Provided records:
-=-=-=-=-
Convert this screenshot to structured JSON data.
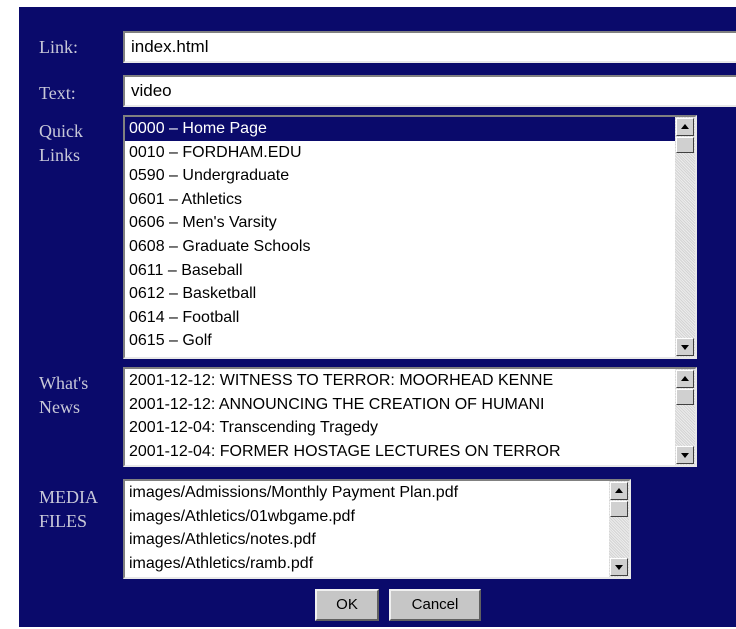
{
  "form": {
    "link_label": "Link:",
    "link_value": "index.html",
    "text_label": "Text:",
    "text_value": "video",
    "quick_links_label": "Quick\nLinks",
    "whats_news_label": "What's\nNews",
    "media_files_label": "MEDIA\nFILES"
  },
  "quick_links": {
    "selected_index": 0,
    "items": [
      "0000 – Home Page",
      "0010 – FORDHAM.EDU",
      "0590 – Undergraduate",
      "0601 – Athletics",
      "0606 – Men's Varsity",
      "0608 – Graduate Schools",
      "0611 – Baseball",
      "0612 – Basketball",
      "0614 – Football",
      "0615 – Golf"
    ]
  },
  "whats_news": {
    "items": [
      "2001-12-12: WITNESS TO TERROR: MOORHEAD KENNE",
      "2001-12-12: ANNOUNCING THE CREATION OF HUMANI",
      "2001-12-04: Transcending Tragedy",
      "2001-12-04: FORMER HOSTAGE LECTURES ON TERROR"
    ]
  },
  "media_files": {
    "items": [
      "images/Admissions/Monthly Payment Plan.pdf",
      "images/Athletics/01wbgame.pdf",
      "images/Athletics/notes.pdf",
      "images/Athletics/ramb.pdf"
    ]
  },
  "buttons": {
    "ok_label": "OK",
    "cancel_label": "Cancel"
  },
  "colors": {
    "panel_background": "#0a0a6b",
    "label_text": "#c8c8d8",
    "selection": "#0a0a6b"
  }
}
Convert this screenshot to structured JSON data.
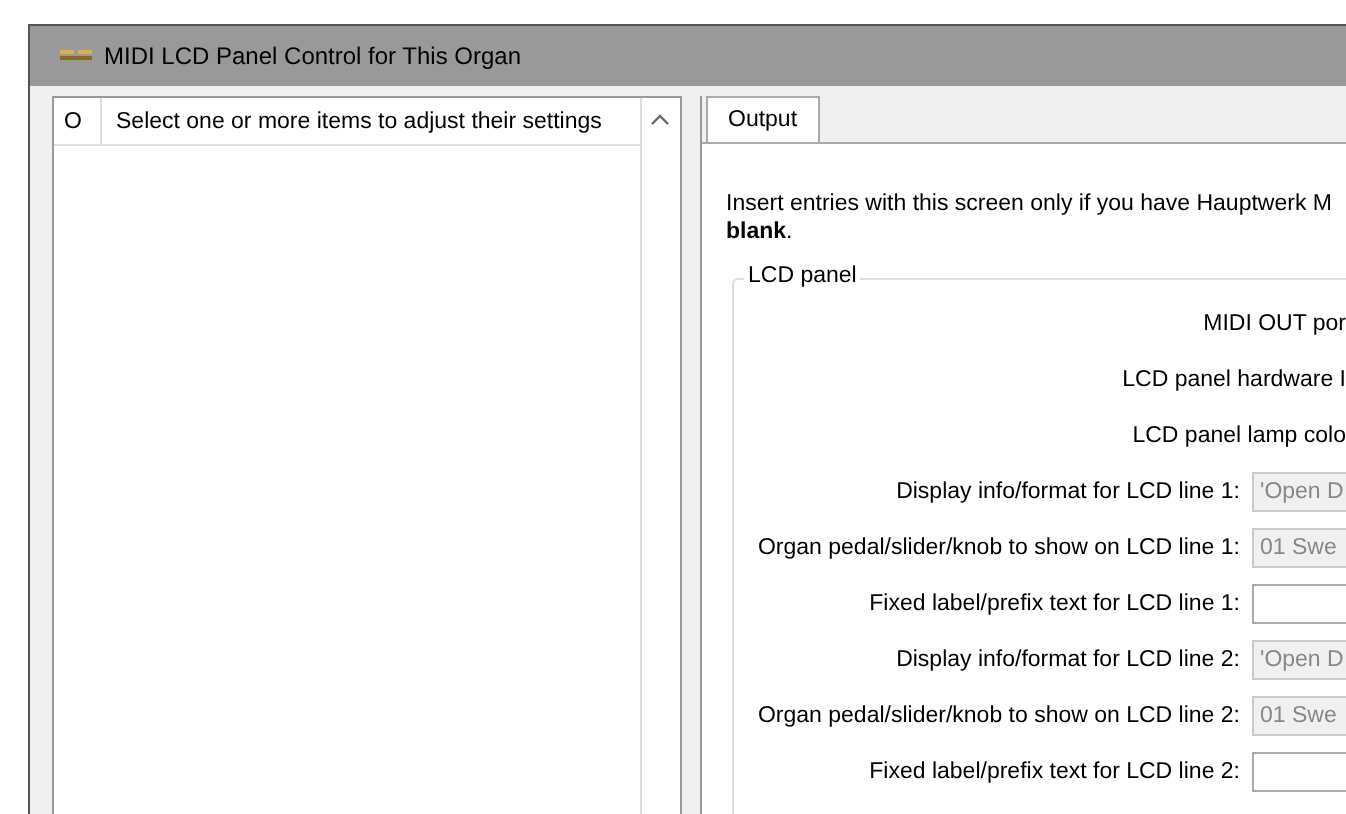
-=-=-=-=-
What to do: Each line of the data is to be duplicated exactly; pictures stay out of the copy.

Task result:
Convert this screenshot to structured JSON data.
{
  "form": {
    "link_label": "Link:",
    "link_value": "index.html",
    "text_label": "Text:",
    "text_value": "video",
    "quick_links_label": "Quick\nLinks",
    "whats_news_label": "What's\nNews",
    "media_files_label": "MEDIA\nFILES"
  },
  "quick_links": {
    "selected_index": 0,
    "items": [
      "0000 – Home Page",
      "0010 – FORDHAM.EDU",
      "0590 – Undergraduate",
      "0601 – Athletics",
      "0606 – Men's Varsity",
      "0608 – Graduate Schools",
      "0611 – Baseball",
      "0612 – Basketball",
      "0614 – Football",
      "0615 – Golf"
    ]
  },
  "whats_news": {
    "items": [
      "2001-12-12: WITNESS TO TERROR: MOORHEAD KENNE",
      "2001-12-12: ANNOUNCING THE CREATION OF HUMANI",
      "2001-12-04: Transcending Tragedy",
      "2001-12-04: FORMER HOSTAGE LECTURES ON TERROR"
    ]
  },
  "media_files": {
    "items": [
      "images/Admissions/Monthly Payment Plan.pdf",
      "images/Athletics/01wbgame.pdf",
      "images/Athletics/notes.pdf",
      "images/Athletics/ramb.pdf"
    ]
  },
  "buttons": {
    "ok_label": "OK",
    "cancel_label": "Cancel"
  },
  "colors": {
    "panel_background": "#0a0a6b",
    "label_text": "#c8c8d8",
    "selection": "#0a0a6b"
  }
}
Convert this screenshot to structured JSON data.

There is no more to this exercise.